• PROBLEM STATEMENT: Would you return the complete listing below word for word?

··· INFORMATION GIVEN ···

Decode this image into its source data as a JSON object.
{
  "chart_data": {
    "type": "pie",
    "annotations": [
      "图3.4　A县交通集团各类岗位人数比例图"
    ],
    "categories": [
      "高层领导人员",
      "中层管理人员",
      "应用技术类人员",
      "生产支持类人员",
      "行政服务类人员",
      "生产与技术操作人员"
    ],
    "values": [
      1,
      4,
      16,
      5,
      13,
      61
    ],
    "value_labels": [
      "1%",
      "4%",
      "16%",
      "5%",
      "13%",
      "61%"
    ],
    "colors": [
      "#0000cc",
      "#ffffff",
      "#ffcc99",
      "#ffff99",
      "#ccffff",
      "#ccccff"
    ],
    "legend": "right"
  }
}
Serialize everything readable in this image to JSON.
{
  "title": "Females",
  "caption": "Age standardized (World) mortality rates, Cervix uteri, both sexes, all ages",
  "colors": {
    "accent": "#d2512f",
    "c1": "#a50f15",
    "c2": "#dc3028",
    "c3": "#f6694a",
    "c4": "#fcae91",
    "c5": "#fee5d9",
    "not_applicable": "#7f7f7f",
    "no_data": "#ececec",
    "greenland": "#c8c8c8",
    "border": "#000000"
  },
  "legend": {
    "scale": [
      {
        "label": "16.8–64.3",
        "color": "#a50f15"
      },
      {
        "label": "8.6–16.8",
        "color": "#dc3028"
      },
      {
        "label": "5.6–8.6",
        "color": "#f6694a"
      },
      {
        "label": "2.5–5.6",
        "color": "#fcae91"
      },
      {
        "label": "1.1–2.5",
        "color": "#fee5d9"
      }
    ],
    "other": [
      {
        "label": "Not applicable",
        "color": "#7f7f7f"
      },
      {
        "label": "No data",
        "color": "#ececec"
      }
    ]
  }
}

···

• SOLUTION FOR THIS EXERCISE:
Decode this image into its source data as a JSON object.
{
  "chart_data": {
    "type": "pie",
    "annotations": [
      "图3.4　A县交通集团各类岗位人数比例图"
    ],
    "categories": [
      "高层领导人员",
      "中层管理人员",
      "应用技术类人员",
      "生产支持类人员",
      "行政服务类人员",
      "生产与技术操作人员"
    ],
    "values": [
      1,
      4,
      16,
      5,
      13,
      61
    ],
    "value_labels": [
      "1%",
      "4%",
      "16%",
      "5%",
      "13%",
      "61%"
    ],
    "colors": [
      "#0000cc",
      "#ffffff",
      "#ffcc99",
      "#ffff99",
      "#ccffff",
      "#ccccff"
    ],
    "legend": "right"
  }
}
Serialize everything readable in this image to JSON.
{
  "title": "Females",
  "caption": "Age standardized (World) mortality rates, Cervix uteri, both sexes, all ages",
  "colors": {
    "accent": "#d2512f",
    "c1": "#a50f15",
    "c2": "#dc3028",
    "c3": "#f6694a",
    "c4": "#fcae91",
    "c5": "#fee5d9",
    "not_applicable": "#7f7f7f",
    "no_data": "#ececec",
    "greenland": "#c8c8c8",
    "border": "#000000"
  },
  "legend": {
    "scale": [
      {
        "label": "16.8–64.3",
        "color": "#a50f15"
      },
      {
        "label": "8.6–16.8",
        "color": "#dc3028"
      },
      {
        "label": "5.6–8.6",
        "color": "#f6694a"
      },
      {
        "label": "2.5–5.6",
        "color": "#fcae91"
      },
      {
        "label": "1.1–2.5",
        "color": "#fee5d9"
      }
    ],
    "other": [
      {
        "label": "Not applicable",
        "color": "#7f7f7f"
      },
      {
        "label": "No data",
        "color": "#ececec"
      }
    ]
  }
}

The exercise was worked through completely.